§ **TASK DETAILS**
Include no pictures. Output exactly the lines from the one that contains "Serialize everything readable" through the final line of the entries.

Stored items
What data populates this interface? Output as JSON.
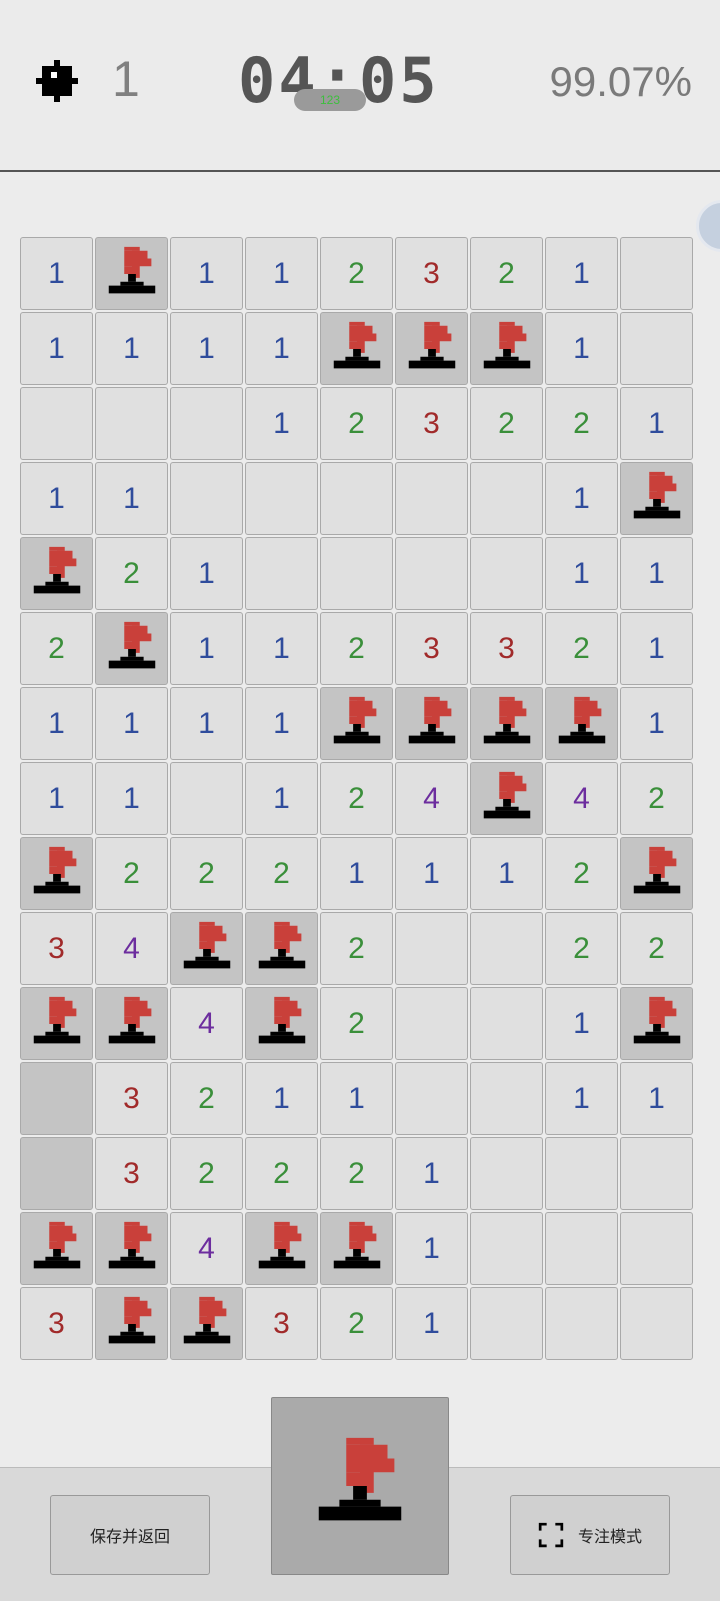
{
  "header": {
    "mine_icon": "mine-icon",
    "mines_remaining": "1",
    "timer": "04:05",
    "timer_pill": "123",
    "progress": "99.07%"
  },
  "board": {
    "rows": 15,
    "cols": 9,
    "legend": {
      "F": "flag",
      "H": "hidden",
      "E": "empty",
      "1-4": "number"
    },
    "grid": [
      [
        "1",
        "F",
        "1",
        "1",
        "2",
        "3",
        "2",
        "1",
        "E"
      ],
      [
        "1",
        "1",
        "1",
        "1",
        "F",
        "F",
        "F",
        "1",
        "E"
      ],
      [
        "E",
        "E",
        "E",
        "1",
        "2",
        "3",
        "2",
        "2",
        "1"
      ],
      [
        "1",
        "1",
        "E",
        "E",
        "E",
        "E",
        "E",
        "1",
        "F"
      ],
      [
        "F",
        "2",
        "1",
        "E",
        "E",
        "E",
        "E",
        "1",
        "1"
      ],
      [
        "2",
        "F",
        "1",
        "1",
        "2",
        "3",
        "3",
        "2",
        "1"
      ],
      [
        "1",
        "1",
        "1",
        "1",
        "F",
        "F",
        "F",
        "F",
        "1"
      ],
      [
        "1",
        "1",
        "E",
        "1",
        "2",
        "4",
        "F",
        "4",
        "2"
      ],
      [
        "F",
        "2",
        "2",
        "2",
        "1",
        "1",
        "1",
        "2",
        "F"
      ],
      [
        "3",
        "4",
        "F",
        "F",
        "2",
        "E",
        "E",
        "2",
        "2"
      ],
      [
        "F",
        "F",
        "4",
        "F",
        "2",
        "E",
        "E",
        "1",
        "F"
      ],
      [
        "H",
        "3",
        "2",
        "1",
        "1",
        "E",
        "E",
        "1",
        "1"
      ],
      [
        "H",
        "3",
        "2",
        "2",
        "2",
        "1",
        "E",
        "E",
        "E"
      ],
      [
        "F",
        "F",
        "4",
        "F",
        "F",
        "1",
        "E",
        "E",
        "E"
      ],
      [
        "3",
        "F",
        "F",
        "3",
        "2",
        "1",
        "E",
        "E",
        "E"
      ]
    ],
    "colors": {
      "1": "#2f4c9c",
      "2": "#3a8f3a",
      "3": "#a12a2a",
      "4": "#6c2d9e",
      "flag": "#c9403a"
    }
  },
  "controls": {
    "save_label": "保存并返回",
    "focus_label": "专注模式",
    "focus_icon": "fullscreen-icon",
    "mode_icon": "flag-icon"
  }
}
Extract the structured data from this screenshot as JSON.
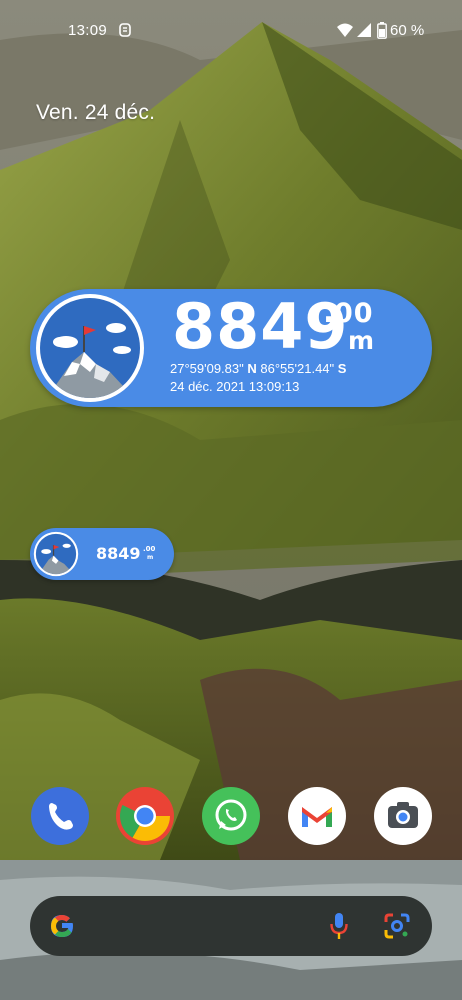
{
  "status_bar": {
    "time": "13:09",
    "battery_percent": "60 %",
    "icons": [
      "app-notification-icon",
      "wifi-icon",
      "cell-signal-icon",
      "battery-icon"
    ]
  },
  "home": {
    "date": "Ven. 24 déc."
  },
  "widget_large": {
    "altitude_integer": "8849",
    "altitude_separator": ".",
    "altitude_decimals": "00",
    "unit": "m",
    "latitude": "27°59'09.83\"",
    "lat_dir": "N",
    "longitude": "86°55'21.44\"",
    "lon_dir": "S",
    "datetime": "24 déc. 2021 13:09:13",
    "icon": "mountain-summit-flag-icon",
    "color": "#4a8be6"
  },
  "widget_small": {
    "altitude_integer": "8849",
    "altitude_decimals": ".00",
    "unit": "m",
    "icon": "mountain-summit-flag-icon",
    "color": "#4a8be6"
  },
  "dock": {
    "apps": [
      {
        "name": "Phone",
        "icon": "phone-icon",
        "color": "#3c6fe0"
      },
      {
        "name": "Chrome",
        "icon": "chrome-icon",
        "color": "#ea4335"
      },
      {
        "name": "WhatsApp",
        "icon": "whatsapp-icon",
        "color": "#45c15a"
      },
      {
        "name": "Gmail",
        "icon": "gmail-icon",
        "color": "#ffffff"
      },
      {
        "name": "Camera",
        "icon": "camera-icon",
        "color": "#ffffff"
      }
    ]
  },
  "search": {
    "icons": [
      "google-g-icon",
      "mic-icon",
      "lens-icon"
    ]
  }
}
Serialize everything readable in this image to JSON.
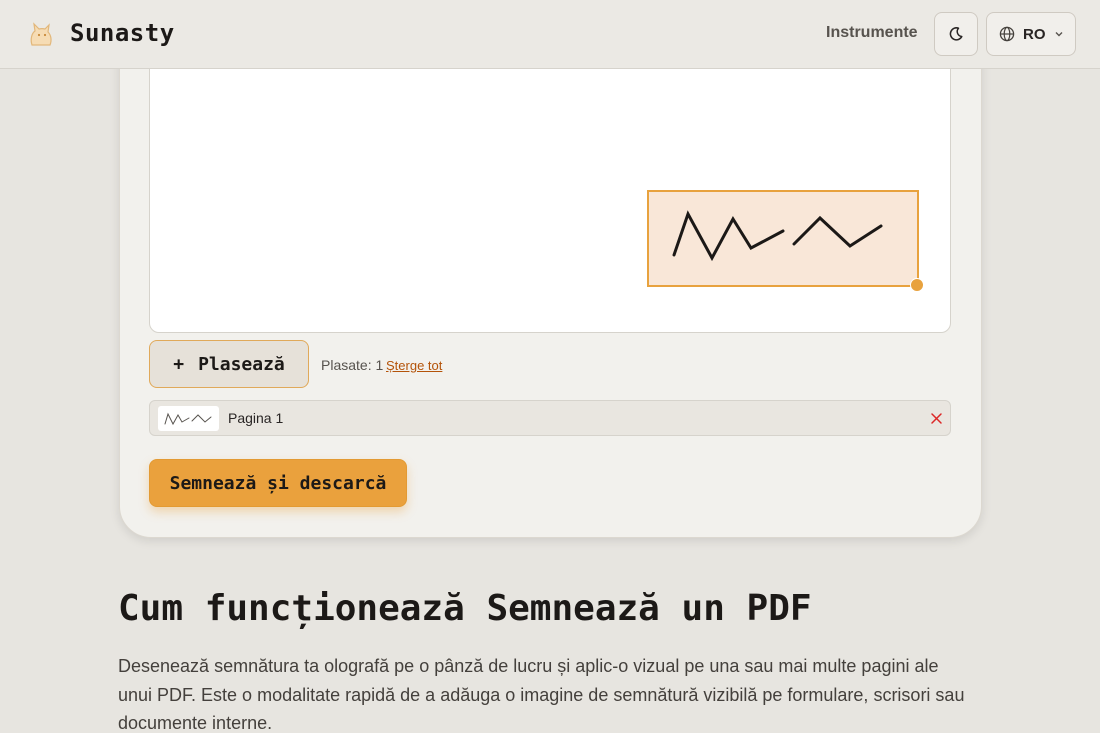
{
  "header": {
    "brand": "Sunasty",
    "nav_link": "Instrumente",
    "theme_icon": "moon-icon",
    "language": "RO",
    "language_icon": "globe-icon"
  },
  "editor": {
    "place_button": "Plasează",
    "place_icon": "plus-icon",
    "placed_count": "Plasate: 1",
    "clear_all": "Șterge tot",
    "pages": [
      {
        "label": "Pagina 1"
      }
    ],
    "sign_button": "Semnează și descarcă"
  },
  "section": {
    "title": "Cum funcționează Semnează un PDF",
    "body": "Desenează semnătura ta olografă pe o pânză de lucru și aplic-o vizual pe una sau mai multe pagini ale unui PDF. Este o modalitate rapidă de a adăuga o imagine de semnătură vizibilă pe formulare, scrisori sau documente interne."
  },
  "colors": {
    "accent": "#eaa13d",
    "background": "#e7e5e0",
    "card": "#f2f1ed",
    "link": "#b45309",
    "remove": "#dc2626"
  }
}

§ **WORKED ANSWER**
Serialize everything readable in this image to JSON.
{
  "header": {
    "brand": "Sunasty",
    "nav_link": "Instrumente",
    "theme_icon": "moon-icon",
    "language": "RO",
    "language_icon": "globe-icon"
  },
  "editor": {
    "place_button": "Plasează",
    "place_icon": "plus-icon",
    "placed_count": "Plasate: 1",
    "clear_all": "Șterge tot",
    "pages": [
      {
        "label": "Pagina 1"
      }
    ],
    "sign_button": "Semnează și descarcă"
  },
  "section": {
    "title": "Cum funcționează Semnează un PDF",
    "body": "Desenează semnătura ta olografă pe o pânză de lucru și aplic-o vizual pe una sau mai multe pagini ale unui PDF. Este o modalitate rapidă de a adăuga o imagine de semnătură vizibilă pe formulare, scrisori sau documente interne."
  },
  "colors": {
    "accent": "#eaa13d",
    "background": "#e7e5e0",
    "card": "#f2f1ed",
    "link": "#b45309",
    "remove": "#dc2626"
  }
}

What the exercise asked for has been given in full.